## STATED PROBLEM
Only lines with the word "ઉપરન" are needed; collect each of them from the listing below.

## RECORDS PROVIDED
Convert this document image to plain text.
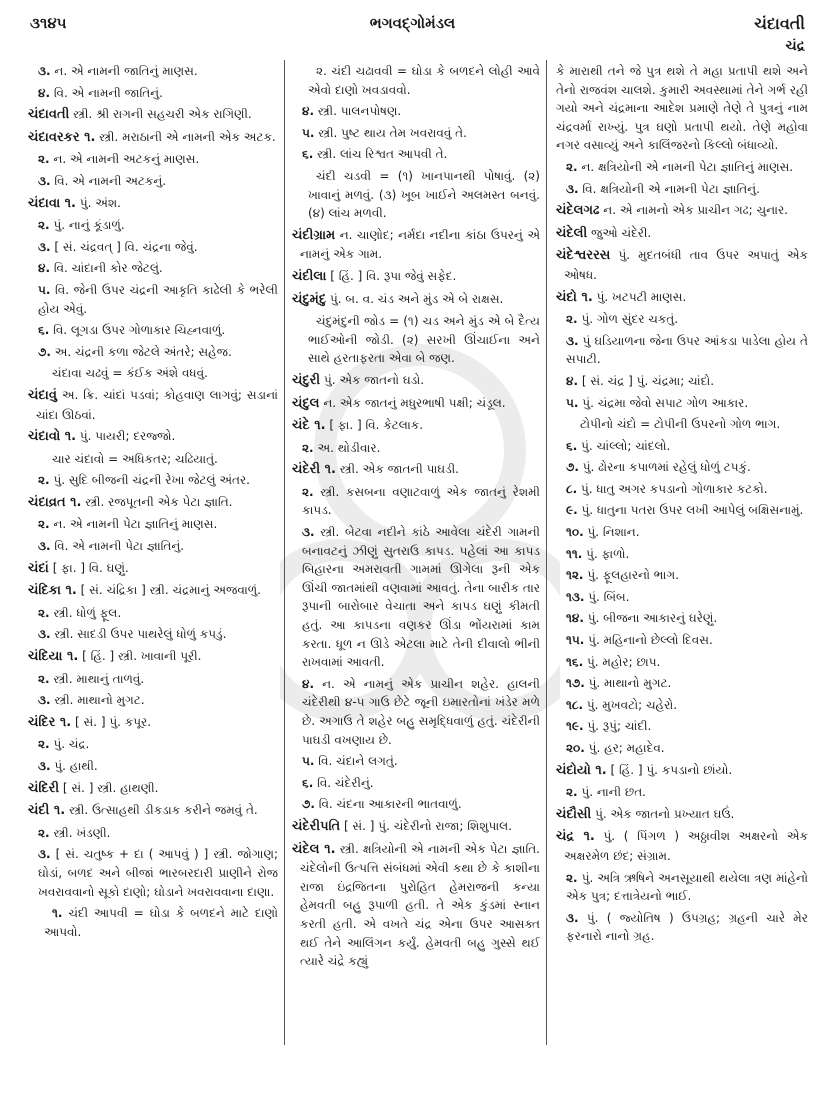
૩૧૪૫	ભગવદ્ગોમંડલ	ચંદાવતી
ચંદ્ર
૩. ન. એ નામની જાતિનું માણસ.
૪. વિ. એ નામની જાતિનું.
ચંદાવતી સ્ત્રી. શ્રી રાગની સહચરી એક રાગિણી.
ચંદાવરકર ૧. સ્ત્રી. મરાઠાની એ નામની એક અટક.
૨. ન. એ નામની અટકનું માણસ.
૩. વિ. એ નામની અટકનું.
ચંદાવા ૧. પું. અંશ.
૨. પું. નાનું કૂંડાળું.
૩. [ સં. ચંદ્રવત્ ] વિ. ચંદ્રના જેવું.
૪. વિ. ચાંદાની કોર જેટલું.
૫. વિ. જેની ઉપર ચંદ્રની આકૃતિ કાઢેલી કે ભરેલી હોય એવું.
૬. વિ. લૂગડા ઉપર ગોળાકાર ચિહ્નવાળું.
૭. અ. ચંદ્રની કળા જેટલે અંતરે; સહેજ.
ચંદાવા ચઢવું = કંઈક અંશે વધવું.
ચંદાવું અ. ક્રિ. ચાંદાં પડવાં; કોહવાણ લાગવું; સડાનાં ચાંદા ઊઠવાં.
ચંદાવો ૧. પું. પાયરી; દરજ્જો.
ચાર ચંદાવો = અધિકતર; ચઢિયાતું.
૨. પું. સુદિ બીજની ચંદ્રની રેખા જેટલું અંતર.
ચંદાવ્રત ૧. સ્ત્રી. રજપૂતની એક પેટા જ્ઞાતિ.
૨. ન. એ નામની પેટા જ્ઞાતિનું માણસ.
૩. વિ. એ નામની પેટા જ્ઞાતિનું.
ચંદાં [ ફા. ] વિ. ઘણું.
ચંદિકા ૧. [ સં. ચંદ્રિકા ] સ્ત્રી. ચંદ્રમાનું અજવાળું.
૨. સ્ત્રી. ધોળું ફૂલ.
૩. સ્ત્રી. સાદડી ઉપર પાથરેલું ધોળું કપડું.
ચંદિયા ૧. [ હિં. ] સ્ત્રી. ખાવાની પૂરી.
૨. સ્ત્રી. માથાનું તાળવું.
૩. સ્ત્રી. માથાનો મુગટ.
ચંદિર ૧. [ સં. ] પું. કપૂર.
૨. પું. ચંદ્ર.
૩. પું. હાથી.
ચંદિરી [ સં. ] સ્ત્રી. હાથણી.
ચંદી ૧. સ્ત્રી. ઉત્સાહથી ડીકડાક કરીને જમવું તે.
૨. સ્ત્રી. ખંડણી.
૩. [ સં. ચતુષ્ક + દા ( આપવું ) ] સ્ત્રી. જોગાણ; ઘોડાં, બળદ અને બીજાં ભારબરદારી પ્રાણીને રોજ ખવરાવવાનો સૂકો દાણો; ઘોડાને ખવરાવવાના દાણા.
૧. ચંદી આપવી = ઘોડા કે બળદને માટે દાણો આપવો.
૨. ચંદી ચઢાવવી = ઘોડા કે બળદને લોહી આવે એવો દાણો ખવડાવવો.
૪. સ્ત્રી. પાલનપોષણ.
૫. સ્ત્રી. પુષ્ટ થાય તેમ ખવરાવવું તે.
૬. સ્ત્રી. લાંચ રિશ્વત આપવી તે.
ચંદી ચડવી = (૧) ખાનપાનથી પોષાવું. (૨) ખાવાનું મળવું. (૩) ખૂબ ખાઈને અલમસ્ત બનવું. (૪) લાંચ મળવી.
ચંદીગ્રામ ન. ચાણોદ; નર્મદા નદીના કાંઠા ઉપરનું એ નામનું એક ગામ.
ચંદીલા [ હિં. ] વિ. રૂપા જેવું સફેદ.
ચંદુમંદુ પું. બ. વ. ચંડ અને મુંડ એ બે રાક્ષસ.
ચંદુમંદુની જોડ = (૧) ચડ અને મુંડ એ બે દૈત્ય ભાઈઓની જોડી. (૨) સરખી ઊંચાઈના અને સાથે હરતાફરતા એવા બે જણ.
ચંદુરી પું. એક જાતનો ઘડો.
ચંદુલ ન. એક જાતનું મધુરભાષી પક્ષી; ચંડૂલ.
ચંદે ૧. [ ફા. ] વિ. કેટલાક.
૨. અ. થોડીવાર.
ચંદેરી ૧. સ્ત્રી. એક જાતની પાઘડી.
૨. સ્ત્રી. કસબના વણાટવાળું એક જાતનું રેશમી કાપડ.
૩. સ્ત્રી. બેટવા નદીને કાંઠે આવેલા ચંદેરી ગામની બનાવટનું ઝીણું સુતરાઉ કાપડ. પહેલાં આ કાપડ બિહારના અમરાવતી ગામમાં ઊગેલા રૂની એક ઊંચી જાતમાંથી વણવામાં આવતું. તેના બારીક તાર રૂપાની બારોબાર વેચાતા અને કાપડ ઘણું કીમતી હતું. આ કાપડના વણકર ઊંડા ભોંયરામાં કામ કરતા. ધૂળ ન ઊડે એટલા માટે તેની દીવાલો ભીની રાખવામાં આવતી.
૪. ન. એ નામનું એક પ્રાચીન શહેર. હાલની ચંદેરીથી ૪-૫ ગાઉ છેટે જૂની ઇમારતોનાં ખંડેર મળે છે. અગાઉ તે શહેર બહુ સમૃદ્ધિવાળું હતું. ચંદેરીની પાઘડી વખણાય છે.
૫. વિ. ચંદાને લગતું.
૬. વિ. ચંદેરીનું.
૭. વિ. ચંદના આકારની ભાતવાળું.
ચંદેરીપતિ [ સં. ] પું. ચંદેરીનો રાજા; શિશુપાલ.
ચંદેલ ૧. સ્ત્રી. ક્ષત્રિયોની એ નામની એક પેટા જ્ઞાતિ. ચંદેલોની ઉત્પત્તિ સંબંધમાં એવી કથા છે કે કાશીના રાજા ઇંદ્રજિતના પુરોહિત હેમરાજની કન્યા હેમવતી બહુ રૂપાળી હતી. તે એક કુંડમાં સ્નાન કરતી હતી. એ વખતે ચંદ્ર એના ઉપર આસક્ત થઈ તેને આલિંગન કર્યું. હેમવતી બહુ ગુસ્સે થઈ ત્યારે ચંદ્રે કહ્યું
કે મારાથી તને જે પુત્ર થશે તે મહા પ્રતાપી થશે અને તેનો રાજવંશ ચાલશે. કુમારી અવસ્થામાં તેને ગર્ભ રહી ગયો અને ચંદ્રમાના આદેશ પ્રમાણે તેણે તે પુત્રનું નામ ચંદ્રવર્મા રાખ્યું. પુત્ર ઘણો પ્રતાપી થયો. તેણે મહોવા નગર વસાવ્યું અને કાલિંજરનો કિલ્લો બંધાવ્યો.
૨. ન. ક્ષત્રિયોની એ નામની પેટા જ્ઞાતિનું માણસ.
૩. વિ. ક્ષત્રિયોની એ નામની પેટા જ્ઞાતિનું.
ચંદેલગઢ ન. એ નામનો એક પ્રાચીન ગઢ; ચુનાર.
ચંદેલી જુઓ ચંદેરી.
ચંદેશ્વરરસ પું. મુદતબંધી તાવ ઉપર અપાતું એક ઓષધ.
ચંદો ૧. પું. ખટપટી માણસ.
૨. પું. ગોળ સુંદર ચકતું.
૩. પું ઘડિયાળના જેના ઉપર આંકડા પાડેલા હોય તે સપાટી.
૪. [ સં. ચંદ્ર ] પું. ચંદ્રમા; ચાંદો.
૫. પું. ચંદ્રમા જેવો સપાટ ગોળ આકાર.
ટોપીનો ચંદો = ટોપીની ઉપરનો ગોળ ભાગ.
૬. પું. ચાંલ્લો; ચાંદલો.
૭. પું. ઢોરના કપાળમાં રહેલું ધોળું ટપકું.
૮. પું. ધાતુ અગર કપડાનો ગોળાકાર કટકો.
૯. પું. ધાતુના પતરા ઉપર લખી આપેલું બક્ષિસનામું.
૧૦. પું. નિશાન.
૧૧. પું. ફાળો.
૧૨. પું. ફૂલહારનો ભાગ.
૧૩. પું. બિંબ.
૧૪. પું. બીજના આકારનું ઘરેણું.
૧૫. પું. મહિનાનો છેલ્લો દિવસ.
૧૬. પું. મહોર; છાપ.
૧૭. પું. માથાનો મુગટ.
૧૮. પું. મુખવટો; ચહેરો.
૧૯. પું. રૂપું; ચાંદી.
૨૦. પું. હર; મહાદેવ.
ચંદોયો ૧. [ હિં. ] પું. કપડાનો છાંયો.
૨. પું. નાની છત.
ચંદૌસી પું. એક જાતનો પ્રખ્યાત ઘઉં.
ચંદ્ર ૧. પું. ( પિંગળ ) અઠ્ઠાવીશ અક્ષરનો એક અક્ષરમેળ છંદ; સંગ્રામ.
૨. પું. અત્રિ ઋષિને અનસૂયાથી થયેલા ત્રણ માંહેનો એક પુત્ર; દત્તાત્રેયનો ભાઈ.
૩. પું. ( જ્યોતિષ ) ઉપગ્રહ; ગ્રહની ચારે મેર ફરનારો નાનો ગ્રહ.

## SOLUTION TO THE PROBLEM
ચંદીગ્રામ ન. ચાણોદ; નર્મદા નદીના કાંઠા ઉપરનું એ નામનું એક ગામ.
ટોપીનો ચંદો = ટોપીની ઉપરનો ગોળ ભાગ.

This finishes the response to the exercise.